--- start TASK INPUT ---

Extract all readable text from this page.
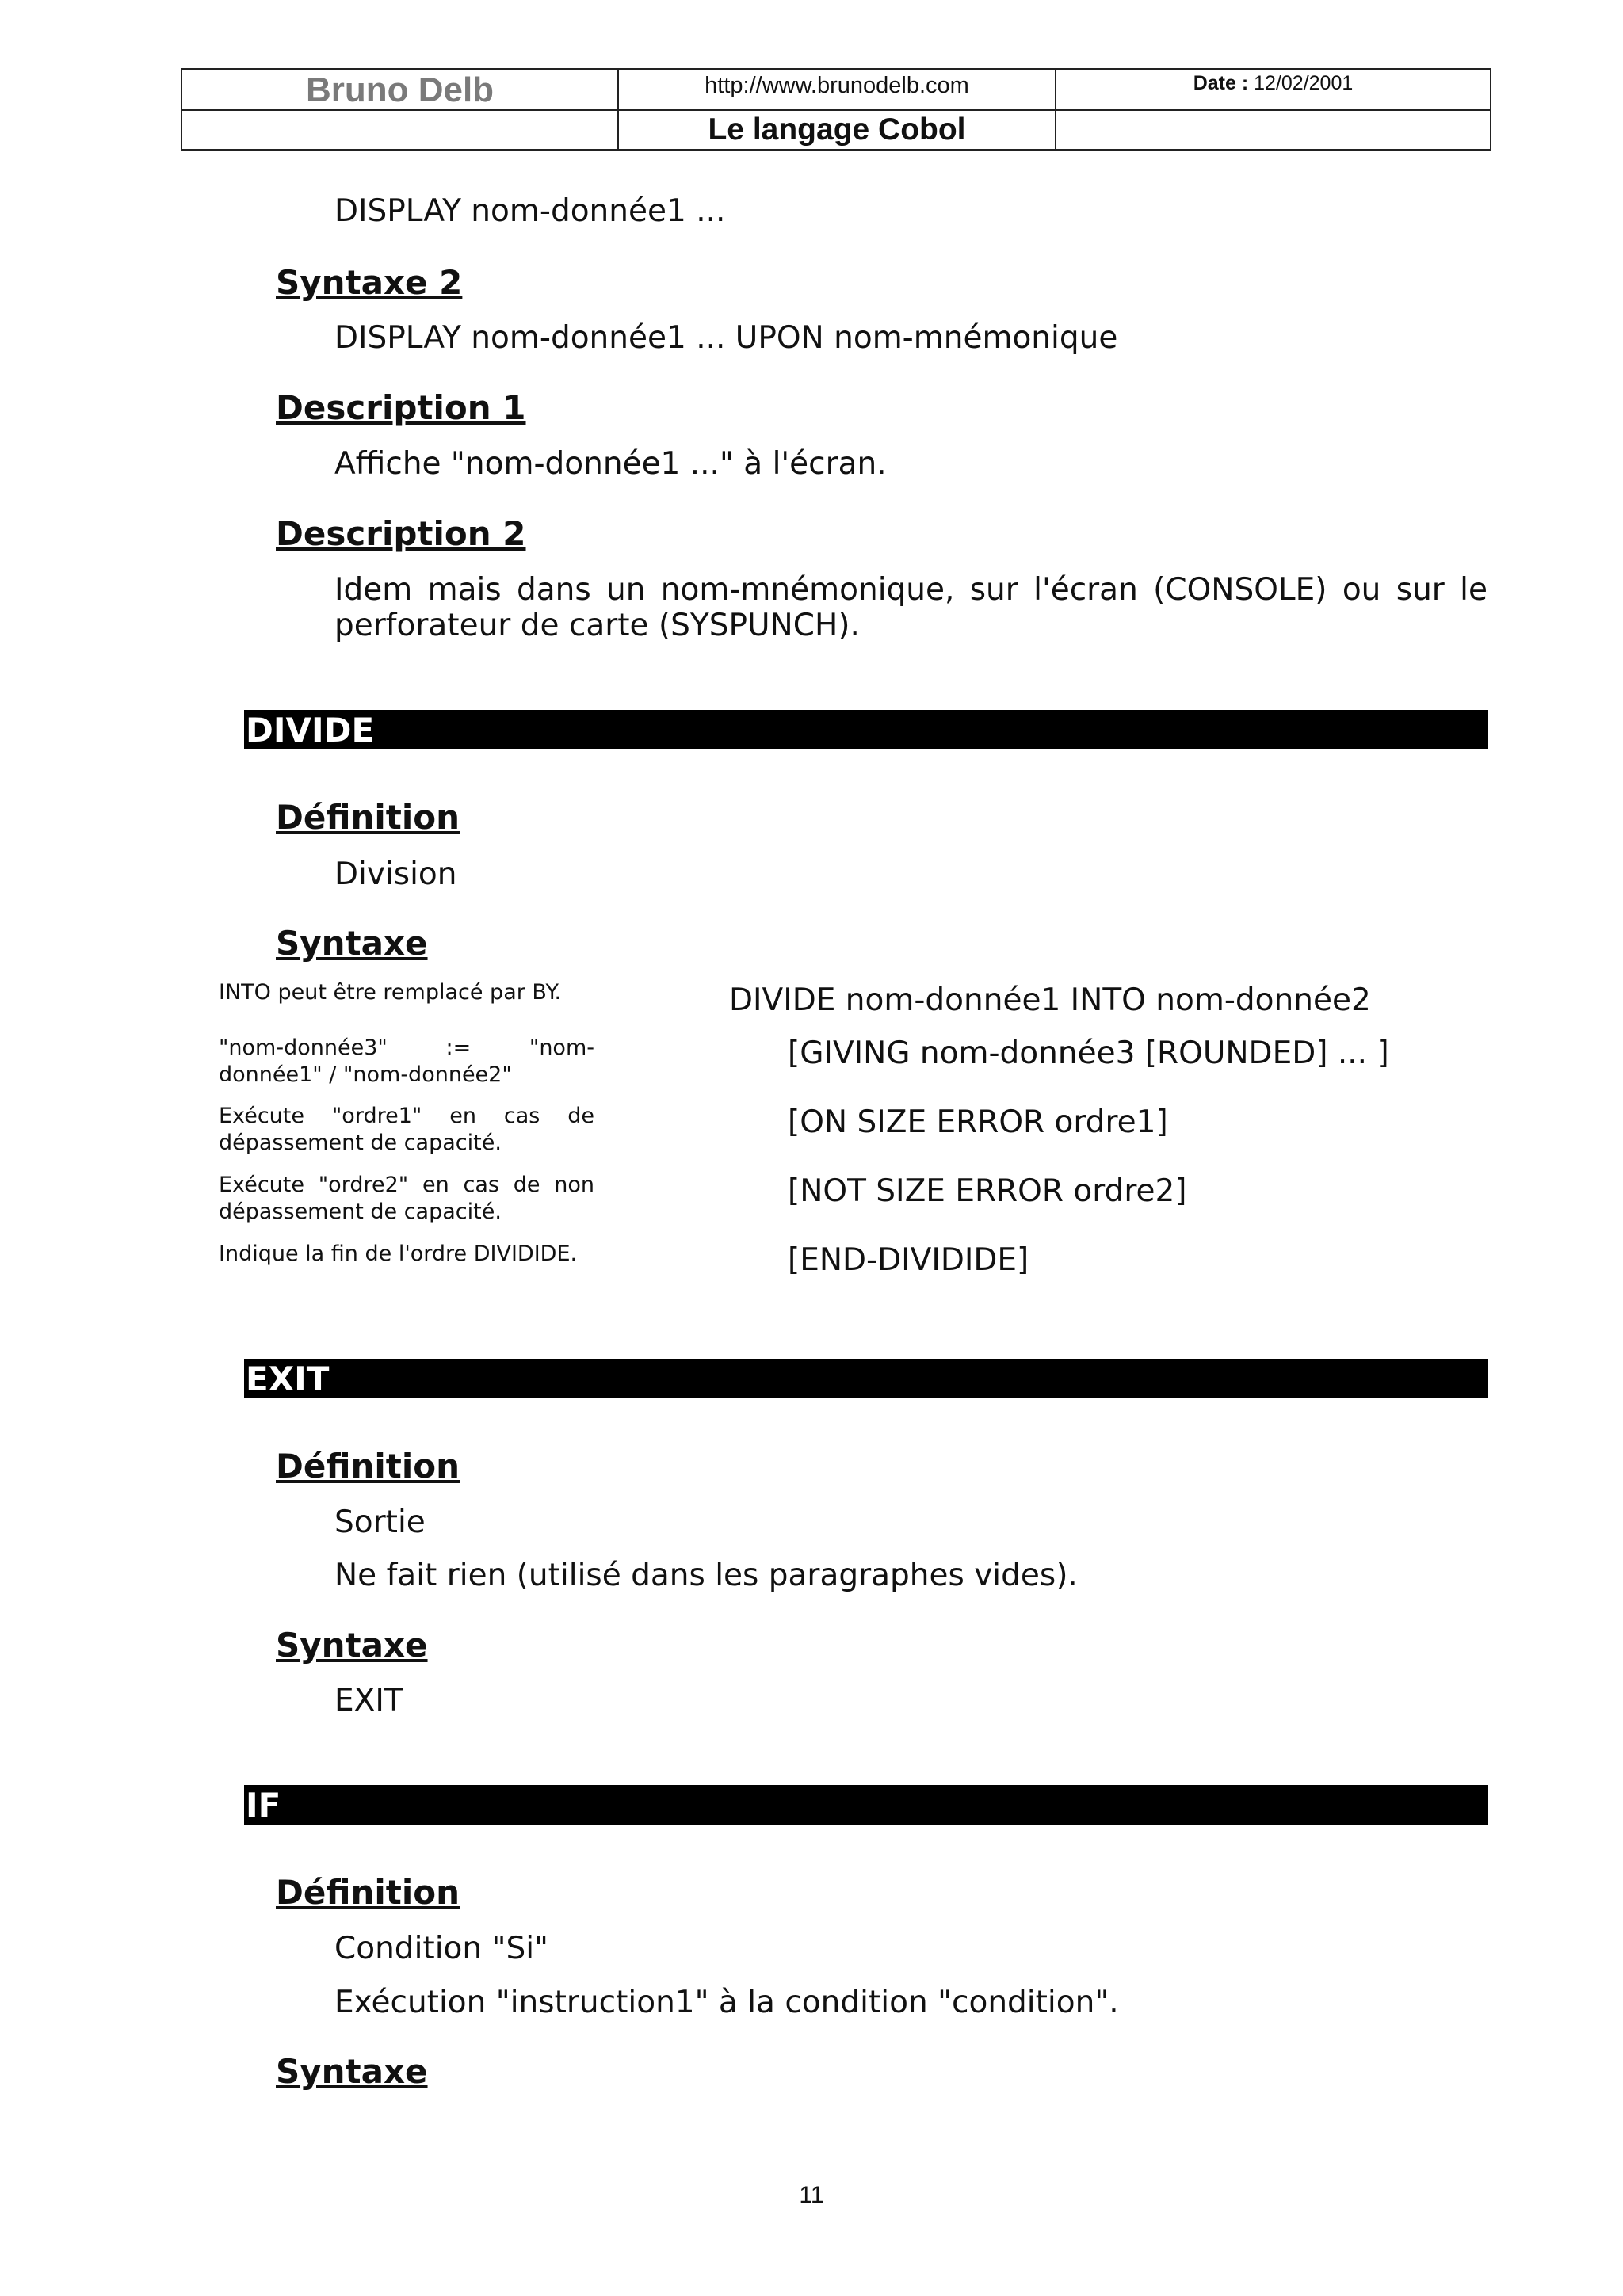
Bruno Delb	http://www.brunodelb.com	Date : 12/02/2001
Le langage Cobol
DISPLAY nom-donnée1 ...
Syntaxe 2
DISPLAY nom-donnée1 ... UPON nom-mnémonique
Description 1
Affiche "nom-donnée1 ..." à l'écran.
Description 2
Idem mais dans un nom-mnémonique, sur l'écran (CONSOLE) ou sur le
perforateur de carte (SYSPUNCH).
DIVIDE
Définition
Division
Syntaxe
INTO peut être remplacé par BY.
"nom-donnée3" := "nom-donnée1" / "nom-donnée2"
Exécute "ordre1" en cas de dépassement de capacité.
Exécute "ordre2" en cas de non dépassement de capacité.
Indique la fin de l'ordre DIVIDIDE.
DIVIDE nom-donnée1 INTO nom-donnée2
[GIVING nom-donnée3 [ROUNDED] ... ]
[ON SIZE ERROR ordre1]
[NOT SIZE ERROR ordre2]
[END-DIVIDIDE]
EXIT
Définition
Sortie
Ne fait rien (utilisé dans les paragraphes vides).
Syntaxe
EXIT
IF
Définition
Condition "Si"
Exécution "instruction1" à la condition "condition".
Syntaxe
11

--- end TASK INPUT ---

● **TASK DIRECTIONS**
Give only the number of lines in the preceding material that contain the string "écran".

● **EXPECTED ANSWER**
2